**What the exercise asks**
Copy out every line containing the word "right".
— Start of Information given —
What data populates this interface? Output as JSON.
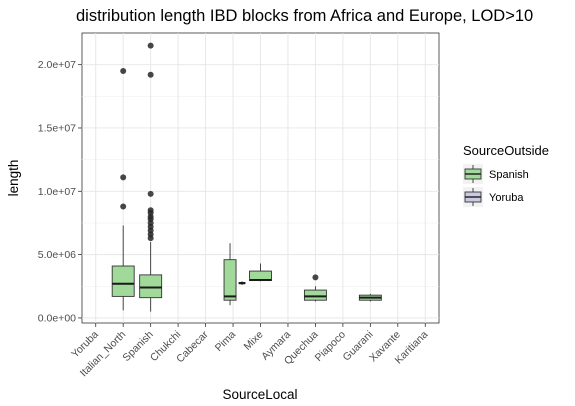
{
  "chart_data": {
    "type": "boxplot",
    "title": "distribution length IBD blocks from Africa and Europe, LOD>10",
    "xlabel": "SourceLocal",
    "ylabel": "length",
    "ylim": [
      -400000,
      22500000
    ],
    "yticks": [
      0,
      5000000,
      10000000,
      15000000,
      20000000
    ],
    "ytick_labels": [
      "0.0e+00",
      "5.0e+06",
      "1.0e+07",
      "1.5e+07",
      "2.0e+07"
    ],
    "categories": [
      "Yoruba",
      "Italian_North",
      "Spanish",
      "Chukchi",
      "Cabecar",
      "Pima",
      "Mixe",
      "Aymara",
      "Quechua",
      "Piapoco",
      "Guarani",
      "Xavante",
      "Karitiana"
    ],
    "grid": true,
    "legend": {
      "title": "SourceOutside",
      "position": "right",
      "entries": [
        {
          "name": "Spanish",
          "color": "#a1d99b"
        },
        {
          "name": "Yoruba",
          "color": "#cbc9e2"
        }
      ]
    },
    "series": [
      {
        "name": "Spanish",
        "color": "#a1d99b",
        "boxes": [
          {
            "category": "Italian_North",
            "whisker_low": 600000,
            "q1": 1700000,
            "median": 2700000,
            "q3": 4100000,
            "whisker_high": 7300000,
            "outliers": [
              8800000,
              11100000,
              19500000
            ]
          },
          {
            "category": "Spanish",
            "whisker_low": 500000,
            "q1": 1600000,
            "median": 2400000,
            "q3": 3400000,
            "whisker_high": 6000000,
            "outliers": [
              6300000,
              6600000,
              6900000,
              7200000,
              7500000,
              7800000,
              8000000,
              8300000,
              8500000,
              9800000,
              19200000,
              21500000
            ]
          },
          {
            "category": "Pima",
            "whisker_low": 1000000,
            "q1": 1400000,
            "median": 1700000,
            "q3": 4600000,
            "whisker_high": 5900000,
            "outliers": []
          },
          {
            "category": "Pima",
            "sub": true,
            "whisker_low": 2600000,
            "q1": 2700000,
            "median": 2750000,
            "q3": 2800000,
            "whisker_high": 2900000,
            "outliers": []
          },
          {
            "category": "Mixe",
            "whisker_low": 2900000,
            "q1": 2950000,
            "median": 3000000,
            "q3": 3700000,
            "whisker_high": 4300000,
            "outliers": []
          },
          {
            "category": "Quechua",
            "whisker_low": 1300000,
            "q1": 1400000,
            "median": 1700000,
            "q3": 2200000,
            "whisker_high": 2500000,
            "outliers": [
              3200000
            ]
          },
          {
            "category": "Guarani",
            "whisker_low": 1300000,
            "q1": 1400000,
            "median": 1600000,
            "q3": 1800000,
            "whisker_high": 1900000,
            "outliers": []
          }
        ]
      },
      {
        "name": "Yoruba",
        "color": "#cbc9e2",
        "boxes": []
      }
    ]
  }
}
— End of Information given —
— Start of Information given —
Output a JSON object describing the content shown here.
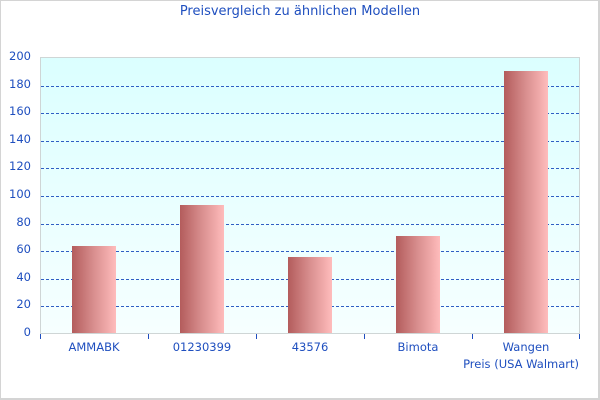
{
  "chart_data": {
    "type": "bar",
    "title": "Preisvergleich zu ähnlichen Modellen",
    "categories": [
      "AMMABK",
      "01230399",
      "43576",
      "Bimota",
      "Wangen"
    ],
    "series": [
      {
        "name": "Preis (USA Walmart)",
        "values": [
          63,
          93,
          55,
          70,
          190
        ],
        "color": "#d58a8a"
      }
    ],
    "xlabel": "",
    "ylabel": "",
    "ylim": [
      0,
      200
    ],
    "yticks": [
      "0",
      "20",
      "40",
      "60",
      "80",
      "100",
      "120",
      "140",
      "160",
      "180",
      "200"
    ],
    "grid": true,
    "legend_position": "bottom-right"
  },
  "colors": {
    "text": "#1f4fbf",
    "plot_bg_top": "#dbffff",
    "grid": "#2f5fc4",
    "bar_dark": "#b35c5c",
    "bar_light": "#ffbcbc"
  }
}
— End of Information given —
**Complete response**
      "position": "right",
    "legend_position": "bottom-right"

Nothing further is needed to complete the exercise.